Supplied material >>
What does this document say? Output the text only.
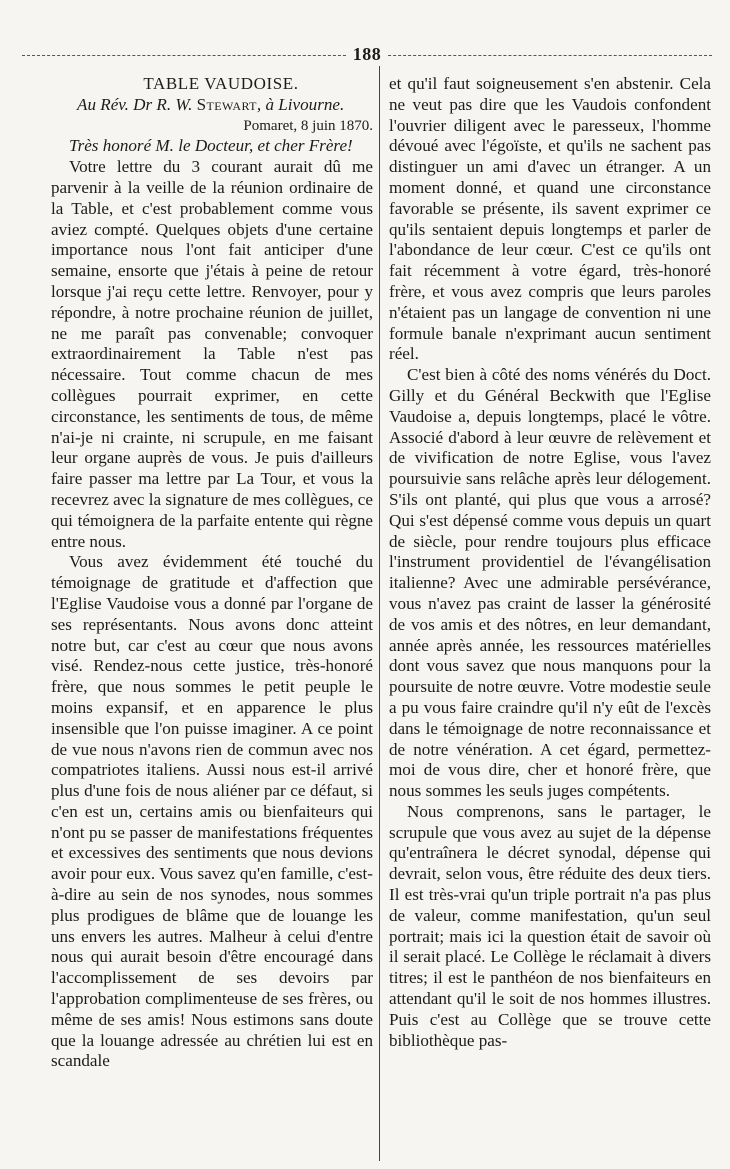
188

TABLE VAUDOISE.

Au Rév. Dr R. W. Stewart, à Livourne.

Pomaret, 8 juin 1870.

Très honoré M. le Docteur, et cher Frère!

Votre lettre du 3 courant aurait dû me parvenir à la veille de la réunion ordinaire de la Table, et c'est probablement comme vous aviez compté. Quelques objets d'une certaine importance nous l'ont fait anticiper d'une semaine, ensorte que j'étais à peine de retour lorsque j'ai reçu cette lettre. Renvoyer, pour y répondre, à notre prochaine réunion de juillet, ne me paraît pas convenable; convoquer extraordinairement la Table n'est pas nécessaire. Tout comme chacun de mes collègues pourrait exprimer, en cette circonstance, les sentiments de tous, de même n'ai-je ni crainte, ni scrupule, en me faisant leur organe auprès de vous. Je puis d'ailleurs faire passer ma lettre par La Tour, et vous la recevrez avec la signature de mes collègues, ce qui témoignera de la parfaite entente qui règne entre nous.

Vous avez évidemment été touché du témoignage de gratitude et d'affection que l'Eglise Vaudoise vous a donné par l'organe de ses représentants. Nous avons donc atteint notre but, car c'est au cœur que nous avons visé. Rendez-nous cette justice, très-honoré frère, que nous sommes le petit peuple le moins expansif, et en apparence le plus insensible que l'on puisse imaginer. A ce point de vue nous n'avons rien de commun avec nos compatriotes italiens. Aussi nous est-il arrivé plus d'une fois de nous aliéner par ce défaut, si c'en est un, certains amis ou bienfaiteurs qui n'ont pu se passer de manifestations fréquentes et excessives des sentiments que nous devions avoir pour eux. Vous savez qu'en famille, c'est-à-dire au sein de nos synodes, nous sommes plus prodigues de blâme que de louange les uns envers les autres. Malheur à celui d'entre nous qui aurait besoin d'être encouragé dans l'accomplissement de ses devoirs par l'approbation complimenteuse de ses frères, ou même de ses amis! Nous estimons sans doute que la louange adressée au chrétien lui est en scandale

et qu'il faut soigneusement s'en abstenir. Cela ne veut pas dire que les Vaudois confondent l'ouvrier diligent avec le paresseux, l'homme dévoué avec l'égoïste, et qu'ils ne sachent pas distinguer un ami d'avec un étranger. A un moment donné, et quand une circonstance favorable se présente, ils savent exprimer ce qu'ils sentaient depuis longtemps et parler de l'abondance de leur cœur. C'est ce qu'ils ont fait récemment à votre égard, très-honoré frère, et vous avez compris que leurs paroles n'étaient pas un langage de convention ni une formule banale n'exprimant aucun sentiment réel.

C'est bien à côté des noms vénérés du Doct. Gilly et du Général Beckwith que l'Eglise Vaudoise a, depuis longtemps, placé le vôtre. Associé d'abord à leur œuvre de relèvement et de vivification de notre Eglise, vous l'avez poursuivie sans relâche après leur délogement. S'ils ont planté, qui plus que vous a arrosé? Qui s'est dépensé comme vous depuis un quart de siècle, pour rendre toujours plus efficace l'instrument providentiel de l'évangélisation italienne? Avec une admirable persévérance, vous n'avez pas craint de lasser la générosité de vos amis et des nôtres, en leur demandant, année après année, les ressources matérielles dont vous savez que nous manquons pour la poursuite de notre œuvre. Votre modestie seule a pu vous faire craindre qu'il n'y eût de l'excès dans le témoignage de notre reconnaissance et de notre vénération. A cet égard, permettez-moi de vous dire, cher et honoré frère, que nous sommes les seuls juges compétents.

Nous comprenons, sans le partager, le scrupule que vous avez au sujet de la dépense qu'entraînera le décret synodal, dépense qui devrait, selon vous, être réduite des deux tiers. Il est très-vrai qu'un triple portrait n'a pas plus de valeur, comme manifestation, qu'un seul portrait; mais ici la question était de savoir où il serait placé. Le Collège le réclamait à divers titres; il est le panthéon de nos bienfaiteurs en attendant qu'il le soit de nos hommes illustres. Puis c'est au Collège que se trouve cette bibliothèque pas-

Given problem >> Make an exact copy of the data above, pictures excluded.

Exercise output >>
What does this document say? Output the text only.
188

TABLE VAUDOISE.

Au Rév. Dr R. W. Stewart, à Livourne.

Pomaret, 8 juin 1870.

Très honoré M. le Docteur, et cher Frère!

Votre lettre du 3 courant aurait dû me parvenir à la veille de la réunion ordinaire de la Table, et c'est probablement comme vous aviez compté. Quelques objets d'une certaine importance nous l'ont fait anticiper d'une semaine, ensorte que j'étais à peine de retour lorsque j'ai reçu cette lettre. Renvoyer, pour y répondre, à notre prochaine réunion de juillet, ne me paraît pas convenable; convoquer extraordinairement la Table n'est pas nécessaire. Tout comme chacun de mes collègues pourrait exprimer, en cette circonstance, les sentiments de tous, de même n'ai-je ni crainte, ni scrupule, en me faisant leur organe auprès de vous. Je puis d'ailleurs faire passer ma lettre par La Tour, et vous la recevrez avec la signature de mes collègues, ce qui témoignera de la parfaite entente qui règne entre nous.

Vous avez évidemment été touché du témoignage de gratitude et d'affection que l'Eglise Vaudoise vous a donné par l'organe de ses représentants. Nous avons donc atteint notre but, car c'est au cœur que nous avons visé. Rendez-nous cette justice, très-honoré frère, que nous sommes le petit peuple le moins expansif, et en apparence le plus insensible que l'on puisse imaginer. A ce point de vue nous n'avons rien de commun avec nos compatriotes italiens. Aussi nous est-il arrivé plus d'une fois de nous aliéner par ce défaut, si c'en est un, certains amis ou bienfaiteurs qui n'ont pu se passer de manifestations fréquentes et excessives des sentiments que nous devions avoir pour eux. Vous savez qu'en famille, c'est-à-dire au sein de nos synodes, nous sommes plus prodigues de blâme que de louange les uns envers les autres. Malheur à celui d'entre nous qui aurait besoin d'être encouragé dans l'accomplissement de ses devoirs par l'approbation complimenteuse de ses frères, ou même de ses amis! Nous estimons sans doute que la louange adressée au chrétien lui est en scandale

et qu'il faut soigneusement s'en abstenir. Cela ne veut pas dire que les Vaudois confondent l'ouvrier diligent avec le paresseux, l'homme dévoué avec l'égoïste, et qu'ils ne sachent pas distinguer un ami d'avec un étranger. A un moment donné, et quand une circonstance favorable se présente, ils savent exprimer ce qu'ils sentaient depuis longtemps et parler de l'abondance de leur cœur. C'est ce qu'ils ont fait récemment à votre égard, très-honoré frère, et vous avez compris que leurs paroles n'étaient pas un langage de convention ni une formule banale n'exprimant aucun sentiment réel.

C'est bien à côté des noms vénérés du Doct. Gilly et du Général Beckwith que l'Eglise Vaudoise a, depuis longtemps, placé le vôtre. Associé d'abord à leur œuvre de relèvement et de vivification de notre Eglise, vous l'avez poursuivie sans relâche après leur délogement. S'ils ont planté, qui plus que vous a arrosé? Qui s'est dépensé comme vous depuis un quart de siècle, pour rendre toujours plus efficace l'instrument providentiel de l'évangélisation italienne? Avec une admirable persévérance, vous n'avez pas craint de lasser la générosité de vos amis et des nôtres, en leur demandant, année après année, les ressources matérielles dont vous savez que nous manquons pour la poursuite de notre œuvre. Votre modestie seule a pu vous faire craindre qu'il n'y eût de l'excès dans le témoignage de notre reconnaissance et de notre vénération. A cet égard, permettez-moi de vous dire, cher et honoré frère, que nous sommes les seuls juges compétents.

Nous comprenons, sans le partager, le scrupule que vous avez au sujet de la dépense qu'entraînera le décret synodal, dépense qui devrait, selon vous, être réduite des deux tiers. Il est très-vrai qu'un triple portrait n'a pas plus de valeur, comme manifestation, qu'un seul portrait; mais ici la question était de savoir où il serait placé. Le Collège le réclamait à divers titres; il est le panthéon de nos bienfaiteurs en attendant qu'il le soit de nos hommes illustres. Puis c'est au Collège que se trouve cette bibliothèque pas-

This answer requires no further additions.